** Data for this exercise **
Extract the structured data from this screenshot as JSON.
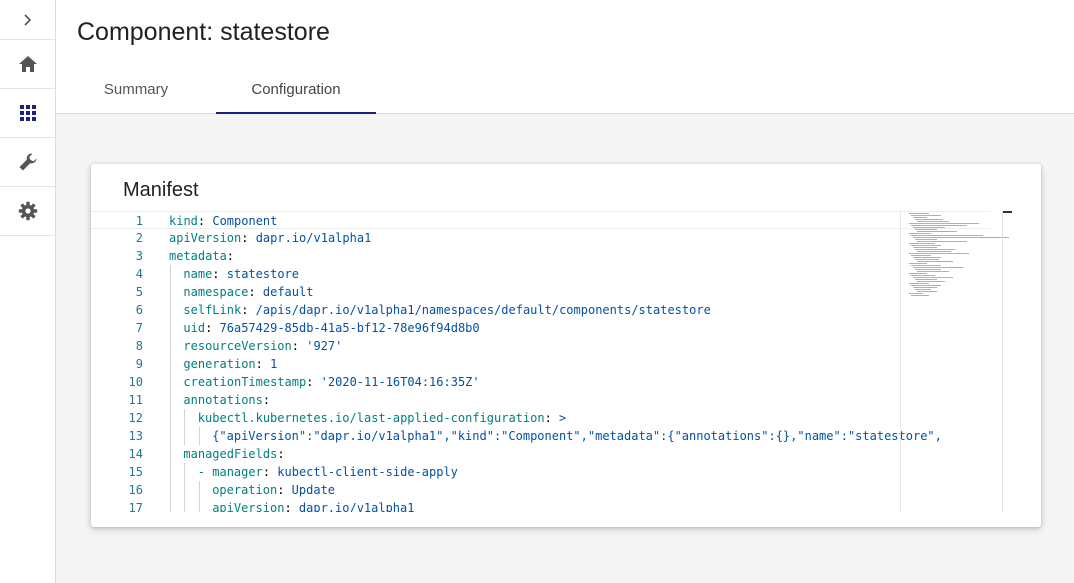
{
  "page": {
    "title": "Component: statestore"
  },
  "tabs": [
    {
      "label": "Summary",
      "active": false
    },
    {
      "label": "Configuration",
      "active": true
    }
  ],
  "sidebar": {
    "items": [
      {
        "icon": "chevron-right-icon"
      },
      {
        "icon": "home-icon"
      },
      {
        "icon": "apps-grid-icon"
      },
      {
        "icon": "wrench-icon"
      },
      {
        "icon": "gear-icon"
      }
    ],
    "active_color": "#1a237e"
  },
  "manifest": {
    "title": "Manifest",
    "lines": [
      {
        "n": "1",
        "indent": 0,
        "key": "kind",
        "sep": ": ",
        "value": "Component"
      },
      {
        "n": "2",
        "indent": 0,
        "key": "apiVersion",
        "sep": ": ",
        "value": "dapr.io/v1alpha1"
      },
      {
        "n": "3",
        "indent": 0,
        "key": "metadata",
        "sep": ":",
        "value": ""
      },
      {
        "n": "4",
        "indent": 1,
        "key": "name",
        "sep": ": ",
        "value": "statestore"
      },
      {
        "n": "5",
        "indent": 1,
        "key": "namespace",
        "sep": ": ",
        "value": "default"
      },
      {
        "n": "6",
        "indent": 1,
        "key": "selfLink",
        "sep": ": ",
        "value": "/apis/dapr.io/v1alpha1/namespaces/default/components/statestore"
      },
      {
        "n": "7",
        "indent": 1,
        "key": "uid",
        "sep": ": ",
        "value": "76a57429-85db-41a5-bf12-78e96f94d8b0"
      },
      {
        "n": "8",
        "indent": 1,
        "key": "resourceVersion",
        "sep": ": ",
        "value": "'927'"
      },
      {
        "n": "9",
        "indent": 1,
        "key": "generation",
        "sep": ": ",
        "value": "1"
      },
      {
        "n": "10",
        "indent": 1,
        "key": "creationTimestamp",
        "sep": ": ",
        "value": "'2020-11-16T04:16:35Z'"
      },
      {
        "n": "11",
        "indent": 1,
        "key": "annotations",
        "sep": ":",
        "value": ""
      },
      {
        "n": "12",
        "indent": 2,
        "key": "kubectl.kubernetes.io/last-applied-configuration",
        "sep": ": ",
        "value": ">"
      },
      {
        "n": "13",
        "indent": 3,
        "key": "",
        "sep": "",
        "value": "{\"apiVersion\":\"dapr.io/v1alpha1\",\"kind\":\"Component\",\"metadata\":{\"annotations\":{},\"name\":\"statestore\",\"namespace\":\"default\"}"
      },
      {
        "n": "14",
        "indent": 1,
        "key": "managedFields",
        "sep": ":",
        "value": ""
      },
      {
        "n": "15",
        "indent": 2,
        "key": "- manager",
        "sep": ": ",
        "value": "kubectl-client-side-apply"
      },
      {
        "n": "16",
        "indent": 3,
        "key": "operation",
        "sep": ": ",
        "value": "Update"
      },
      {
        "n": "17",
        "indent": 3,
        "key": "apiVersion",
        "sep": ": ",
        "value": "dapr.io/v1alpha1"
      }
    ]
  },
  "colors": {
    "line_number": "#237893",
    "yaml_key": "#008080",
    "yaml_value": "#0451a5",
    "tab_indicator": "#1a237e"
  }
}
---
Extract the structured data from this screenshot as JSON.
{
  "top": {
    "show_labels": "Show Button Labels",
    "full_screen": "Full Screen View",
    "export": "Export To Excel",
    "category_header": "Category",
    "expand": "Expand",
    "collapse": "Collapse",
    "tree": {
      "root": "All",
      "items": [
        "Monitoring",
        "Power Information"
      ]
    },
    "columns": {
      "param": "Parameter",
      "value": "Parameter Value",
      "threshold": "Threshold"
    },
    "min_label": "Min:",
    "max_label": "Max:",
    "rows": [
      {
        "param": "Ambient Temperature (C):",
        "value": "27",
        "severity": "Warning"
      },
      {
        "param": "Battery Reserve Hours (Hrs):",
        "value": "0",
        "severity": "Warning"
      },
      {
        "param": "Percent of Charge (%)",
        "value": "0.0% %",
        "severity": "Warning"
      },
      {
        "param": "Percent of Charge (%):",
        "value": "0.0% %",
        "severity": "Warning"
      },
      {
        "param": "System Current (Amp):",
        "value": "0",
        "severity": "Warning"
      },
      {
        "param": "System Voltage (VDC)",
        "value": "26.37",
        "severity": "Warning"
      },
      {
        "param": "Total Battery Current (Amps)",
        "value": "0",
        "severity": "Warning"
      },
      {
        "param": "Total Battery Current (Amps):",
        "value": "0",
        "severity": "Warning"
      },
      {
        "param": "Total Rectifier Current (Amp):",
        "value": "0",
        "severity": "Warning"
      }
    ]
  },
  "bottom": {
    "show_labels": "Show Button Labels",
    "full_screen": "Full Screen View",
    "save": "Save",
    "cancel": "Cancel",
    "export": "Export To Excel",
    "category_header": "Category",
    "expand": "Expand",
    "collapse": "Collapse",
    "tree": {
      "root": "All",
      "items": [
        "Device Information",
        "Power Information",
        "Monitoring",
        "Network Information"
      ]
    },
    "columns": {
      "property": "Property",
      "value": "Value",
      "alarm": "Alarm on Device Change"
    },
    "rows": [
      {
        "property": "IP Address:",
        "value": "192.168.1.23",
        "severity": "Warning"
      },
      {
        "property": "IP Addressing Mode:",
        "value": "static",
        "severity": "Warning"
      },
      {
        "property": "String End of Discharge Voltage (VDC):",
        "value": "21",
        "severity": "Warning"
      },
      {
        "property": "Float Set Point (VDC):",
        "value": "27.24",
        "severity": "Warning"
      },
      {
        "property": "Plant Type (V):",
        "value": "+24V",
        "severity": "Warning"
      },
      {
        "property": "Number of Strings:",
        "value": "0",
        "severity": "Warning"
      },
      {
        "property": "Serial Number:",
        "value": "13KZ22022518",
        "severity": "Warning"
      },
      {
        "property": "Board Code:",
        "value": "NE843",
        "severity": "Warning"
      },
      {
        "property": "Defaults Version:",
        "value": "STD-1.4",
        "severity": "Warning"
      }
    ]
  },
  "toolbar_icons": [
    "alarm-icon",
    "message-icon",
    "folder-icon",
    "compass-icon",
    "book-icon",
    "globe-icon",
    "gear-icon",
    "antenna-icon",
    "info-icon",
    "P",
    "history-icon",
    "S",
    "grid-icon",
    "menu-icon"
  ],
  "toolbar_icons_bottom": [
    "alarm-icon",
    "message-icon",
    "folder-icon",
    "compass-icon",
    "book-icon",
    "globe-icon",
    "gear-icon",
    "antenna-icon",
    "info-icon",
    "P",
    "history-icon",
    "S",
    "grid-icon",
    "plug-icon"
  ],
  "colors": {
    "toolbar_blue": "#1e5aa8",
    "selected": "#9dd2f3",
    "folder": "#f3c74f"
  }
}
---
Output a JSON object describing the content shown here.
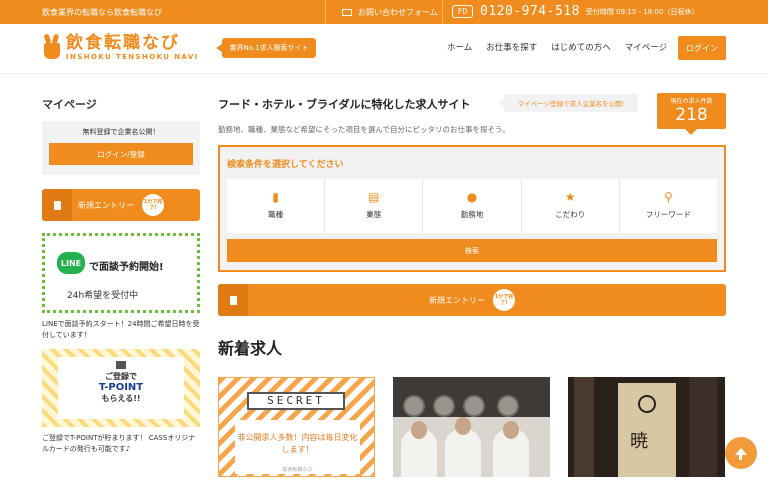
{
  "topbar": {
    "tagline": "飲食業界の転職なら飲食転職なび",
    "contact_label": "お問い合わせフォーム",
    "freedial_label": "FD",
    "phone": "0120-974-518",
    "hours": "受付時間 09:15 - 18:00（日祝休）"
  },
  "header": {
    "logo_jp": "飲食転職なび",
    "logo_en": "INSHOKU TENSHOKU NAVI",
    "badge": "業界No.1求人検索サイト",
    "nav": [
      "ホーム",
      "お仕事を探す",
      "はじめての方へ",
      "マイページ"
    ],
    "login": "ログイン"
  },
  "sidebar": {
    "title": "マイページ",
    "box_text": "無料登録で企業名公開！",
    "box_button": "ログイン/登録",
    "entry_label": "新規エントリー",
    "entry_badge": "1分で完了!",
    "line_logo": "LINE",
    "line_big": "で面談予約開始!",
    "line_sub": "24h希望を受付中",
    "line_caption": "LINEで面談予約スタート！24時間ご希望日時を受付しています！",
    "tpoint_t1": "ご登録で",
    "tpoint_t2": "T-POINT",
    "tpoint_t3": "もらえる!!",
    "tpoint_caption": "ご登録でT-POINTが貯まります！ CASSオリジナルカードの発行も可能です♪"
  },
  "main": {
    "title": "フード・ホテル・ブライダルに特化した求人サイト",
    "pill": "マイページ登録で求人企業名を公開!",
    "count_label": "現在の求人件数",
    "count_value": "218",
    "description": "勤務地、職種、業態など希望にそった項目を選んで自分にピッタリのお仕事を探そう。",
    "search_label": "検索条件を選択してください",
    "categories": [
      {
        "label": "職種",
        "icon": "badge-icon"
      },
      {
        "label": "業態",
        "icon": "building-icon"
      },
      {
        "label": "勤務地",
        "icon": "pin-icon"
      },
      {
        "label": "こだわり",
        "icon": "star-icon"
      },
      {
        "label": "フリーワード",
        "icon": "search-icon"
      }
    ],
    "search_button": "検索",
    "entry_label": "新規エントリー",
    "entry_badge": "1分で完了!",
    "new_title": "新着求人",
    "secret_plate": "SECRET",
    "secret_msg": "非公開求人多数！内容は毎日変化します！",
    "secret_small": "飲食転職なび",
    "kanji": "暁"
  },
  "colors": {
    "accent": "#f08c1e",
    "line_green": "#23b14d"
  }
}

** Directive **
List every line above that holds the word "Amps".

** Result of this exercise **
        "param": "Total Battery Current (Amps)",
        "param": "Total Battery Current (Amps):",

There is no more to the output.